### Given entries ###
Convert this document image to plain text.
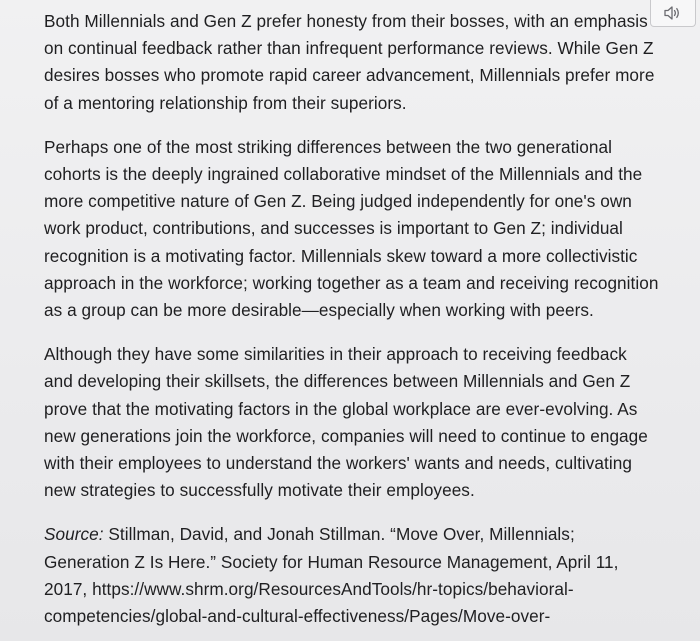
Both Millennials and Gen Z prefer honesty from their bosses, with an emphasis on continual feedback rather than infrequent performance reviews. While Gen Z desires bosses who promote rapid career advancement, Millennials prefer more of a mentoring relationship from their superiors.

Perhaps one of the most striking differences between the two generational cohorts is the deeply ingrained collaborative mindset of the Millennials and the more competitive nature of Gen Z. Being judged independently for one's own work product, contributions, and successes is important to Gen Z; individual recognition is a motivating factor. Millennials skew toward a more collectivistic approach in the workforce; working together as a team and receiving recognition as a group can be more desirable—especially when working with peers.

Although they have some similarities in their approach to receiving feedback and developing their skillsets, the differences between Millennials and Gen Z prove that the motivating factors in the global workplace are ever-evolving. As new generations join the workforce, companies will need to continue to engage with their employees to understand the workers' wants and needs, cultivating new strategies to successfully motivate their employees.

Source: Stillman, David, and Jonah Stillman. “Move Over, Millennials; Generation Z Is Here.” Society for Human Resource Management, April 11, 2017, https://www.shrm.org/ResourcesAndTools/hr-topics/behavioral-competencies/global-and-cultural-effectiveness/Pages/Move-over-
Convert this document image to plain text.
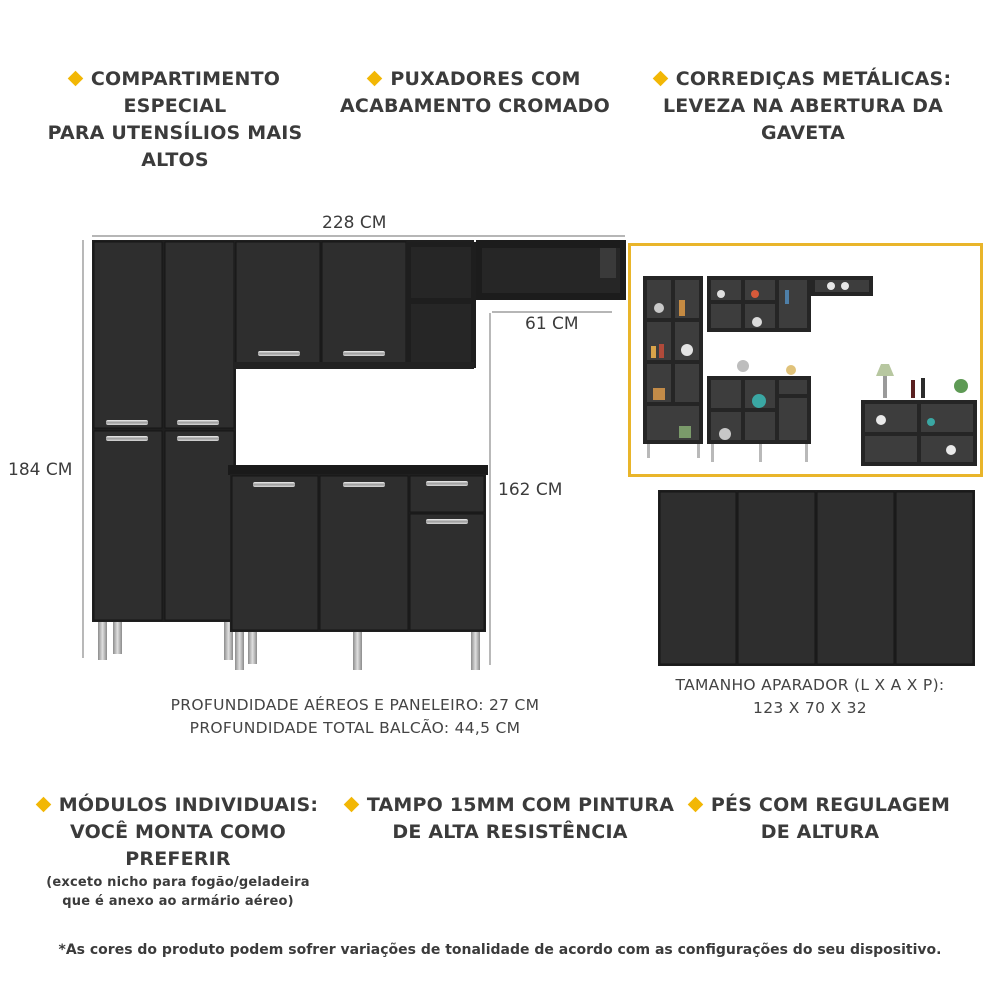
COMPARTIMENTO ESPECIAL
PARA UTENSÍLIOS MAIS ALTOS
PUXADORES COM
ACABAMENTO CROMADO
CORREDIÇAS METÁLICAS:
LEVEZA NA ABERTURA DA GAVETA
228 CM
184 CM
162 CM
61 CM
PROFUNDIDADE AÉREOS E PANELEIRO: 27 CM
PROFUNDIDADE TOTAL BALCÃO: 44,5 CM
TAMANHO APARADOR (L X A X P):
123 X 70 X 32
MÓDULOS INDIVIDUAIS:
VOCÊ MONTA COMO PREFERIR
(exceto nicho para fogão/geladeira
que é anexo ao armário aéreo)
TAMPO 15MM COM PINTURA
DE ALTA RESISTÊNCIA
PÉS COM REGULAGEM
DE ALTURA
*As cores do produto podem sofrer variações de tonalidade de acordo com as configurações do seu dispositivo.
###
### Given entries ###
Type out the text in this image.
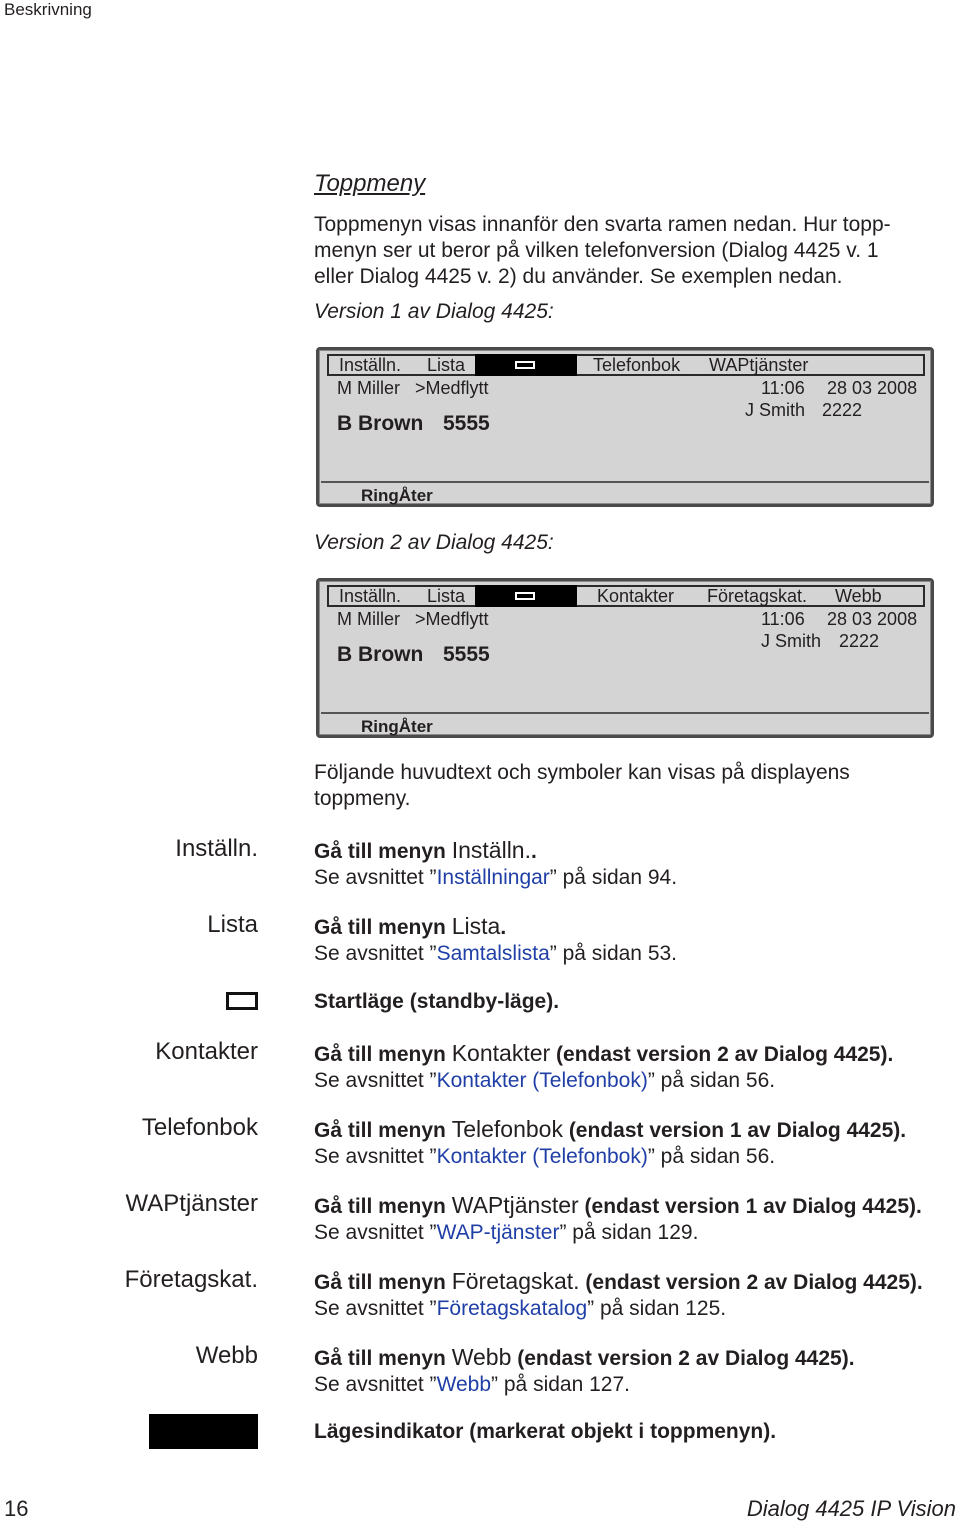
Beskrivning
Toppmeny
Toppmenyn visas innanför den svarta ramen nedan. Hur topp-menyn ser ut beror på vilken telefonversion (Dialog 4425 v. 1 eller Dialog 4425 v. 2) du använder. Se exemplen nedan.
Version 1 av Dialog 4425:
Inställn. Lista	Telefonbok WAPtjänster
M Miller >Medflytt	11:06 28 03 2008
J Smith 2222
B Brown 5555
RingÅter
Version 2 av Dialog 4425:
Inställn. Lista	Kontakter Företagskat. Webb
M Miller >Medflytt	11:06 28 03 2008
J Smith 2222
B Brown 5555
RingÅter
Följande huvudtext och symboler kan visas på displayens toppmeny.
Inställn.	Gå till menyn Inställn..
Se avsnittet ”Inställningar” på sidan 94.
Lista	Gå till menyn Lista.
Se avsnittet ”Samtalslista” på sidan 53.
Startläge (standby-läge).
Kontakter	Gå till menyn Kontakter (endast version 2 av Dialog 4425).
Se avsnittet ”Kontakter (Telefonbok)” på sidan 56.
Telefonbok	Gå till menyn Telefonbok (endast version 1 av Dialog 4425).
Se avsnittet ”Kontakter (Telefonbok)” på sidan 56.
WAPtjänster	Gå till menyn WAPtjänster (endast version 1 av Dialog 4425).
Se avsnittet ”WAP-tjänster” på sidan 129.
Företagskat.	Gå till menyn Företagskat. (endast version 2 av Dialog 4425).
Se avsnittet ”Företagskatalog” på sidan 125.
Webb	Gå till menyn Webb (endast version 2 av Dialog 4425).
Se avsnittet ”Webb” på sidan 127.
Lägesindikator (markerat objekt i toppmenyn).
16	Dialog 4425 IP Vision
###
### Given entries ###
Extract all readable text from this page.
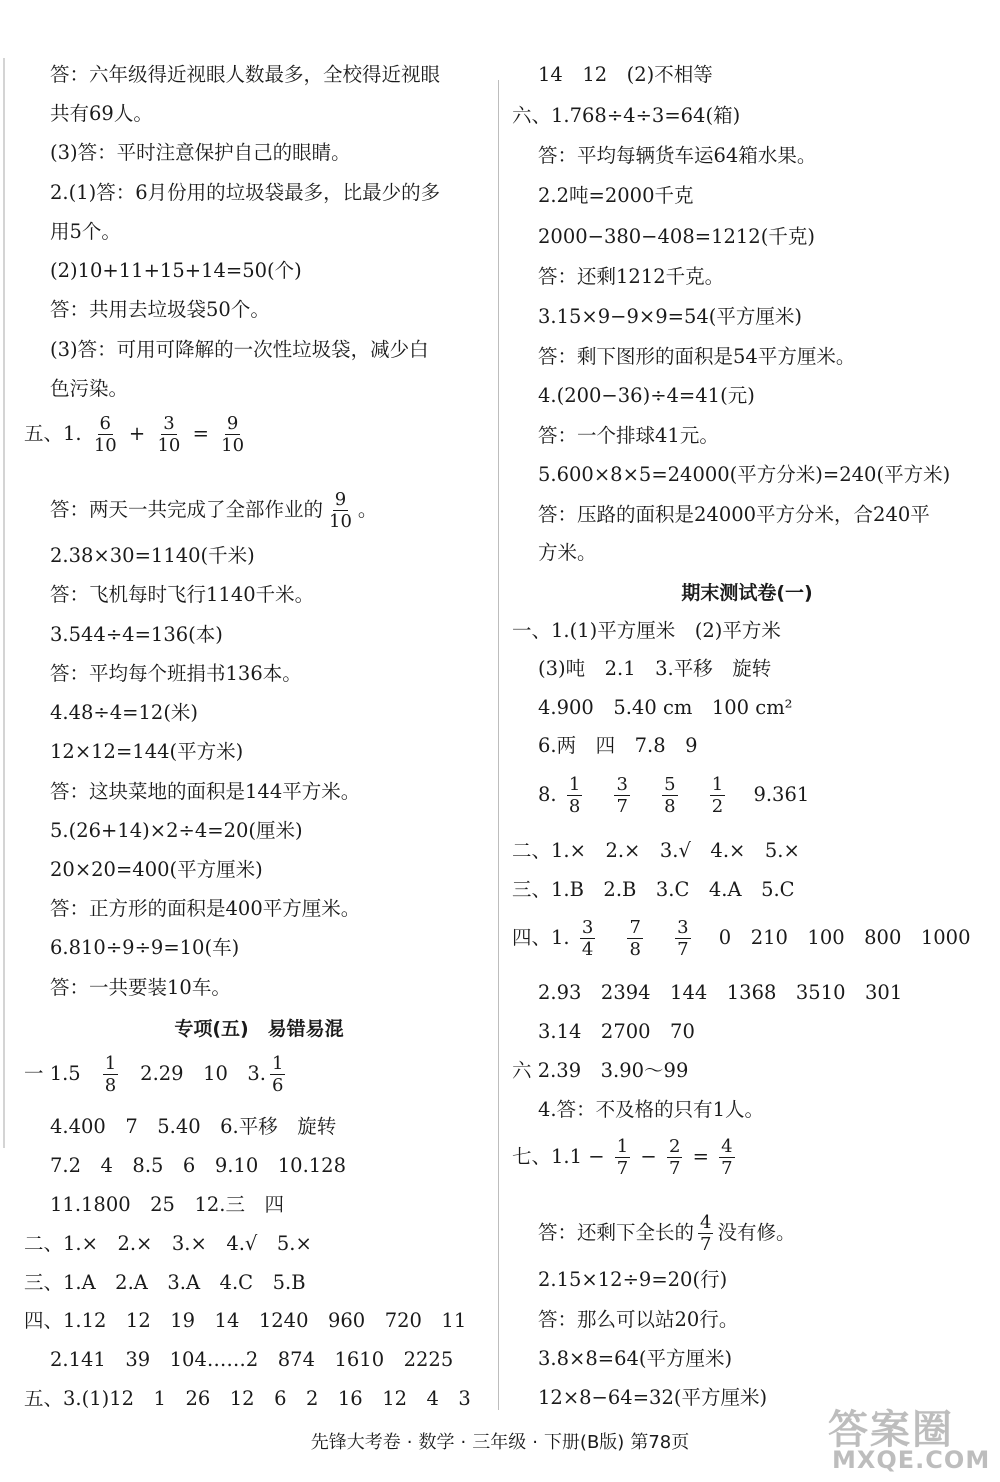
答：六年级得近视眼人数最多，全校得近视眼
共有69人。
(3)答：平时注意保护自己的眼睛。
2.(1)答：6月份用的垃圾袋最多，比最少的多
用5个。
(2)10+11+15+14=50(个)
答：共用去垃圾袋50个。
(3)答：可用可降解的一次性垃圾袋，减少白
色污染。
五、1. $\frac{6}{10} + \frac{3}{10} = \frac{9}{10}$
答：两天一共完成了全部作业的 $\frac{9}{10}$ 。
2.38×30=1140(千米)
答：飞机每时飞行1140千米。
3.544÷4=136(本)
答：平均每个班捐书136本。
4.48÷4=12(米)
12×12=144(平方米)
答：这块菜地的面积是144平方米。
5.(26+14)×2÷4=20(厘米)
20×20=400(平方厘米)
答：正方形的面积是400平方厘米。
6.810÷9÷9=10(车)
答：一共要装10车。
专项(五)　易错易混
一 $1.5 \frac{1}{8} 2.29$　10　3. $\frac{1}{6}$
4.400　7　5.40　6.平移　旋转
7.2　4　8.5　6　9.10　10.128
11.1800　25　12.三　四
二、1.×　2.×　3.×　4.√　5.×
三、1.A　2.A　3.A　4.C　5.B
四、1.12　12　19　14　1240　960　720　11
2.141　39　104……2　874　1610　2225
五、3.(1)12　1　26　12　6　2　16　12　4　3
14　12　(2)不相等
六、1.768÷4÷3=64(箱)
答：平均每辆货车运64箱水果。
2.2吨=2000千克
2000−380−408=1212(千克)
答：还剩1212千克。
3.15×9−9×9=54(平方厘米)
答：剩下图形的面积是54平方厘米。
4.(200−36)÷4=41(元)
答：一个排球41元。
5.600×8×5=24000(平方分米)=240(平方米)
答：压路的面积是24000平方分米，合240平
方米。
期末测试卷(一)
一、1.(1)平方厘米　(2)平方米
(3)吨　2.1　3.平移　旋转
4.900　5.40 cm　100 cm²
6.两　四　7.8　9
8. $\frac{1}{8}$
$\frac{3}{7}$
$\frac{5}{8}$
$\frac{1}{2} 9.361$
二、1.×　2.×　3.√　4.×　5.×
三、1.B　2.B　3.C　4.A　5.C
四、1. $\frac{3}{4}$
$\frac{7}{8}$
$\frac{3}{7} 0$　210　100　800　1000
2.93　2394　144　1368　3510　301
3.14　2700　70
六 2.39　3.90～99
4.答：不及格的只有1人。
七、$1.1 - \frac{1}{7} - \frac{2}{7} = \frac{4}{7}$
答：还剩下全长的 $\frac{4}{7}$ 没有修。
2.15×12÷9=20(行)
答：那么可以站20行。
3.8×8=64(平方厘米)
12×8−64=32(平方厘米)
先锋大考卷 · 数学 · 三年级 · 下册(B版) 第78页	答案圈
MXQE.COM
###
» What is asked
Filter the listing above for the string "Kontakter" and copy every matching line.

» Exercise answer
Inställn. Lista	Kontakter Företagskat. Webb
Kontakter	Gå till menyn Kontakter (endast version 2 av Dialog 4425).
Se avsnittet ”Kontakter (Telefonbok)” på sidan 56.
Se avsnittet ”Kontakter (Telefonbok)” på sidan 56.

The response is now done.